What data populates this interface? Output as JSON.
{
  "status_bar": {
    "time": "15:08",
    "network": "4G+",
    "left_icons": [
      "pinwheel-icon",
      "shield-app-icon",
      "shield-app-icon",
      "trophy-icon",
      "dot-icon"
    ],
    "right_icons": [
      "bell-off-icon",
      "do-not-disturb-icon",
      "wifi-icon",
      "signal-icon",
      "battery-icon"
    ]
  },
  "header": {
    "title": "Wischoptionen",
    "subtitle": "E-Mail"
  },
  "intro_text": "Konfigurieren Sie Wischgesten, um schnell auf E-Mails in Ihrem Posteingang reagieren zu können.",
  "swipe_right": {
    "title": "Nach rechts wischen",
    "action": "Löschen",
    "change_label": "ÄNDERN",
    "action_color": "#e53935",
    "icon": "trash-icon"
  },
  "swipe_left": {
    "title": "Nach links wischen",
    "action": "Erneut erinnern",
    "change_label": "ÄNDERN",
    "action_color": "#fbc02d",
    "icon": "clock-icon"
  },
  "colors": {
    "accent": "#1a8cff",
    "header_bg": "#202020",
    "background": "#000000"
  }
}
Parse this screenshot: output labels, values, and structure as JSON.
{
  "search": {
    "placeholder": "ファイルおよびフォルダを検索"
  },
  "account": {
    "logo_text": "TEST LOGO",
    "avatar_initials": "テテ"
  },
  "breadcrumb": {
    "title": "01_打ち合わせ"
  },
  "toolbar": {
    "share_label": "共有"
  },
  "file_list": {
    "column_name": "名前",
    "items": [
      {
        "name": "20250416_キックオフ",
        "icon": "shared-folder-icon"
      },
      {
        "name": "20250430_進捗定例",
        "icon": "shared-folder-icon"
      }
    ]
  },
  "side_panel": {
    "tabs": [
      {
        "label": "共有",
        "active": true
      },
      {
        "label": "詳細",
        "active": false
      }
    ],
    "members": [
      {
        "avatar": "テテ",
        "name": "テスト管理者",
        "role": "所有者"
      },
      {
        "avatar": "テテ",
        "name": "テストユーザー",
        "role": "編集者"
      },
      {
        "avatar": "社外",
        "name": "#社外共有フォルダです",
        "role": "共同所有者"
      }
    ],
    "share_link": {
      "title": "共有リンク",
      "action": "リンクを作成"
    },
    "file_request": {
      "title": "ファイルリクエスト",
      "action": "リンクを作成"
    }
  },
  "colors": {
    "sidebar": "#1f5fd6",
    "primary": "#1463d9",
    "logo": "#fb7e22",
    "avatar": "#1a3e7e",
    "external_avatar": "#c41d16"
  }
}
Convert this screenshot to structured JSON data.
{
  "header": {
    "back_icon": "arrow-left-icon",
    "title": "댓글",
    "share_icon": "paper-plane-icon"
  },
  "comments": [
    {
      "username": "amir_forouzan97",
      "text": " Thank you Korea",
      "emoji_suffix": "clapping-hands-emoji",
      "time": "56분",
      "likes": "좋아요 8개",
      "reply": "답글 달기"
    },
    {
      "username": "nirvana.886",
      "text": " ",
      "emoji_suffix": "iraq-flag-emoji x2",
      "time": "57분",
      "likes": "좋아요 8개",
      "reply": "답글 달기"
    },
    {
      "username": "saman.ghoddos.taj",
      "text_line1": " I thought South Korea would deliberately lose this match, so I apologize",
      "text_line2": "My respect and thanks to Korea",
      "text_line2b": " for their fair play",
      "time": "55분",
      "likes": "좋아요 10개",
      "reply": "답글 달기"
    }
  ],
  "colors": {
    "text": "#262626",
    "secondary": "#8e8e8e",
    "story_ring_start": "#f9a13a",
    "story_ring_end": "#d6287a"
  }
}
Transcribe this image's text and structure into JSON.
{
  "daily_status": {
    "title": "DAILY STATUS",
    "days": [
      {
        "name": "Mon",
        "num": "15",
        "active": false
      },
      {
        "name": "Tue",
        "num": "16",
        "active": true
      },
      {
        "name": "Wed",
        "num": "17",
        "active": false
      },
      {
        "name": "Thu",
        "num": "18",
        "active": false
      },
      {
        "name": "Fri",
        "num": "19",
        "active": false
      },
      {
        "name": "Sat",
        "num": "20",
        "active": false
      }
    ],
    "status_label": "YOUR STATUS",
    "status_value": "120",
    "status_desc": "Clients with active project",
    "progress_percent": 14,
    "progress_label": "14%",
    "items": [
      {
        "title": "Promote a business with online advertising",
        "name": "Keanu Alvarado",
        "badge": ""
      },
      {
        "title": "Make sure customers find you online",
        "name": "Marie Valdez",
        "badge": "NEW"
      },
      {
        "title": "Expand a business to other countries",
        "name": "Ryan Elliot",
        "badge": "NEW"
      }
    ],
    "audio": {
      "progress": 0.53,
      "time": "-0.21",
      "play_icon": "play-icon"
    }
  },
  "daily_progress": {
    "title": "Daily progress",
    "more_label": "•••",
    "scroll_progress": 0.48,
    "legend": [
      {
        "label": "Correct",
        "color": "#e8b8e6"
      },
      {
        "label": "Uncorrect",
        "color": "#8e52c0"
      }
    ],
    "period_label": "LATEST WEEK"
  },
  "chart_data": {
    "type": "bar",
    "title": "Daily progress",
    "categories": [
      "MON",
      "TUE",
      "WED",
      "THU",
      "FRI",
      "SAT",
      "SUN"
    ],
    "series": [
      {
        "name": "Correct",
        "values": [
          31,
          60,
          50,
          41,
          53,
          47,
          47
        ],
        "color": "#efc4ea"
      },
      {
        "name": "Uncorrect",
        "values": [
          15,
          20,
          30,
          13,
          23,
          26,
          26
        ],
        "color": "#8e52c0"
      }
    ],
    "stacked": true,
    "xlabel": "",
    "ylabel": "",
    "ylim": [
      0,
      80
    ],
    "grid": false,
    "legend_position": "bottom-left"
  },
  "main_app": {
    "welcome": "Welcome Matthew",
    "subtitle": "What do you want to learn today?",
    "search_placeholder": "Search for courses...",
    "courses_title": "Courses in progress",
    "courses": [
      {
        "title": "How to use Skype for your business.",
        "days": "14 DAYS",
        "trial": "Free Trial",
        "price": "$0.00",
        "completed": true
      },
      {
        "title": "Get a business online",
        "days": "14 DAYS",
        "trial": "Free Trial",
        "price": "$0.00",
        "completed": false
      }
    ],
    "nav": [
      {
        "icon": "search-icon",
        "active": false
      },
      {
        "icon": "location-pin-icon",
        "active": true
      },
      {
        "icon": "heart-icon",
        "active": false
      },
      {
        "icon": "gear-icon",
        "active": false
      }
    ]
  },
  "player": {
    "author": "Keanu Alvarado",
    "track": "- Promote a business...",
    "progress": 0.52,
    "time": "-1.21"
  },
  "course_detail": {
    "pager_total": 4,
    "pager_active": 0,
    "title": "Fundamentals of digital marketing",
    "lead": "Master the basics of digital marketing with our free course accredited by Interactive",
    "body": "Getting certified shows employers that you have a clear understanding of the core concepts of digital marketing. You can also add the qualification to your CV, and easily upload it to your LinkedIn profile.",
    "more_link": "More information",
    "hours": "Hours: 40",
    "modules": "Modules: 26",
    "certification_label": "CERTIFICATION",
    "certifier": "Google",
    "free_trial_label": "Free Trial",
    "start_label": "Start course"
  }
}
************
◆ **TASK BRIEF**
Copy every record exactly as presented.

◆ **RESPONSE TO THIS EXERCISE**
What data populates this interface? Output as JSON.
{
  "status_bar": {
    "time": "15:08",
    "network": "4G+",
    "left_icons": [
      "pinwheel-icon",
      "shield-app-icon",
      "shield-app-icon",
      "trophy-icon",
      "dot-icon"
    ],
    "right_icons": [
      "bell-off-icon",
      "do-not-disturb-icon",
      "wifi-icon",
      "signal-icon",
      "battery-icon"
    ]
  },
  "header": {
    "title": "Wischoptionen",
    "subtitle": "E-Mail"
  },
  "intro_text": "Konfigurieren Sie Wischgesten, um schnell auf E-Mails in Ihrem Posteingang reagieren zu können.",
  "swipe_right": {
    "title": "Nach rechts wischen",
    "action": "Löschen",
    "change_label": "ÄNDERN",
    "action_color": "#e53935",
    "icon": "trash-icon"
  },
  "swipe_left": {
    "title": "Nach links wischen",
    "action": "Erneut erinnern",
    "change_label": "ÄNDERN",
    "action_color": "#fbc02d",
    "icon": "clock-icon"
  },
  "colors": {
    "accent": "#1a8cff",
    "header_bg": "#202020",
    "background": "#000000"
  }
}
Parse this screenshot: output labels, values, and structure as JSON.
{
  "search": {
    "placeholder": "ファイルおよびフォルダを検索"
  },
  "account": {
    "logo_text": "TEST LOGO",
    "avatar_initials": "テテ"
  },
  "breadcrumb": {
    "title": "01_打ち合わせ"
  },
  "toolbar": {
    "share_label": "共有"
  },
  "file_list": {
    "column_name": "名前",
    "items": [
      {
        "name": "20250416_キックオフ",
        "icon": "shared-folder-icon"
      },
      {
        "name": "20250430_進捗定例",
        "icon": "shared-folder-icon"
      }
    ]
  },
  "side_panel": {
    "tabs": [
      {
        "label": "共有",
        "active": true
      },
      {
        "label": "詳細",
        "active": false
      }
    ],
    "members": [
      {
        "avatar": "テテ",
        "name": "テスト管理者",
        "role": "所有者"
      },
      {
        "avatar": "テテ",
        "name": "テストユーザー",
        "role": "編集者"
      },
      {
        "avatar": "社外",
        "name": "#社外共有フォルダです",
        "role": "共同所有者"
      }
    ],
    "share_link": {
      "title": "共有リンク",
      "action": "リンクを作成"
    },
    "file_request": {
      "title": "ファイルリクエスト",
      "action": "リンクを作成"
    }
  },
  "colors": {
    "sidebar": "#1f5fd6",
    "primary": "#1463d9",
    "logo": "#fb7e22",
    "avatar": "#1a3e7e",
    "external_avatar": "#c41d16"
  }
}
Convert this screenshot to structured JSON data.
{
  "header": {
    "back_icon": "arrow-left-icon",
    "title": "댓글",
    "share_icon": "paper-plane-icon"
  },
  "comments": [
    {
      "username": "amir_forouzan97",
      "text": " Thank you Korea",
      "emoji_suffix": "clapping-hands-emoji",
      "time": "56분",
      "likes": "좋아요 8개",
      "reply": "답글 달기"
    },
    {
      "username": "nirvana.886",
      "text": " ",
      "emoji_suffix": "iraq-flag-emoji x2",
      "time": "57분",
      "likes": "좋아요 8개",
      "reply": "답글 달기"
    },
    {
      "username": "saman.ghoddos.taj",
      "text_line1": " I thought South Korea would deliberately lose this match, so I apologize",
      "text_line2": "My respect and thanks to Korea",
      "text_line2b": " for their fair play",
      "time": "55분",
      "likes": "좋아요 10개",
      "reply": "답글 달기"
    }
  ],
  "colors": {
    "text": "#262626",
    "secondary": "#8e8e8e",
    "story_ring_start": "#f9a13a",
    "story_ring_end": "#d6287a"
  }
}
Transcribe this image's text and structure into JSON.
{
  "daily_status": {
    "title": "DAILY STATUS",
    "days": [
      {
        "name": "Mon",
        "num": "15",
        "active": false
      },
      {
        "name": "Tue",
        "num": "16",
        "active": true
      },
      {
        "name": "Wed",
        "num": "17",
        "active": false
      },
      {
        "name": "Thu",
        "num": "18",
        "active": false
      },
      {
        "name": "Fri",
        "num": "19",
        "active": false
      },
      {
        "name": "Sat",
        "num": "20",
        "active": false
      }
    ],
    "status_label": "YOUR STATUS",
    "status_value": "120",
    "status_desc": "Clients with active project",
    "progress_percent": 14,
    "progress_label": "14%",
    "items": [
      {
        "title": "Promote a business with online advertising",
        "name": "Keanu Alvarado",
        "badge": ""
      },
      {
        "title": "Make sure customers find you online",
        "name": "Marie Valdez",
        "badge": "NEW"
      },
      {
        "title": "Expand a business to other countries",
        "name": "Ryan Elliot",
        "badge": "NEW"
      }
    ],
    "audio": {
      "progress": 0.53,
      "time": "-0.21",
      "play_icon": "play-icon"
    }
  },
  "daily_progress": {
    "title": "Daily progress",
    "more_label": "•••",
    "scroll_progress": 0.48,
    "legend": [
      {
        "label": "Correct",
        "color": "#e8b8e6"
      },
      {
        "label": "Uncorrect",
        "color": "#8e52c0"
      }
    ],
    "period_label": "LATEST WEEK"
  },
  "chart_data": {
    "type": "bar",
    "title": "Daily progress",
    "categories": [
      "MON",
      "TUE",
      "WED",
      "THU",
      "FRI",
      "SAT",
      "SUN"
    ],
    "series": [
      {
        "name": "Correct",
        "values": [
          31,
          60,
          50,
          41,
          53,
          47,
          47
        ],
        "color": "#efc4ea"
      },
      {
        "name": "Uncorrect",
        "values": [
          15,
          20,
          30,
          13,
          23,
          26,
          26
        ],
        "color": "#8e52c0"
      }
    ],
    "stacked": true,
    "xlabel": "",
    "ylabel": "",
    "ylim": [
      0,
      80
    ],
    "grid": false,
    "legend_position": "bottom-left"
  },
  "main_app": {
    "welcome": "Welcome Matthew",
    "subtitle": "What do you want to learn today?",
    "search_placeholder": "Search for courses...",
    "courses_title": "Courses in progress",
    "courses": [
      {
        "title": "How to use Skype for your business.",
        "days": "14 DAYS",
        "trial": "Free Trial",
        "price": "$0.00",
        "completed": true
      },
      {
        "title": "Get a business online",
        "days": "14 DAYS",
        "trial": "Free Trial",
        "price": "$0.00",
        "completed": false
      }
    ],
    "nav": [
      {
        "icon": "search-icon",
        "active": false
      },
      {
        "icon": "location-pin-icon",
        "active": true
      },
      {
        "icon": "heart-icon",
        "active": false
      },
      {
        "icon": "gear-icon",
        "active": false
      }
    ]
  },
  "player": {
    "author": "Keanu Alvarado",
    "track": "- Promote a business...",
    "progress": 0.52,
    "time": "-1.21"
  },
  "course_detail": {
    "pager_total": 4,
    "pager_active": 0,
    "title": "Fundamentals of digital marketing",
    "lead": "Master the basics of digital marketing with our free course accredited by Interactive",
    "body": "Getting certified shows employers that you have a clear understanding of the core concepts of digital marketing. You can also add the qualification to your CV, and easily upload it to your LinkedIn profile.",
    "more_link": "More information",
    "hours": "Hours: 40",
    "modules": "Modules: 26",
    "certification_label": "CERTIFICATION",
    "certifier": "Google",
    "free_trial_label": "Free Trial",
    "start_label": "Start course"
  }
}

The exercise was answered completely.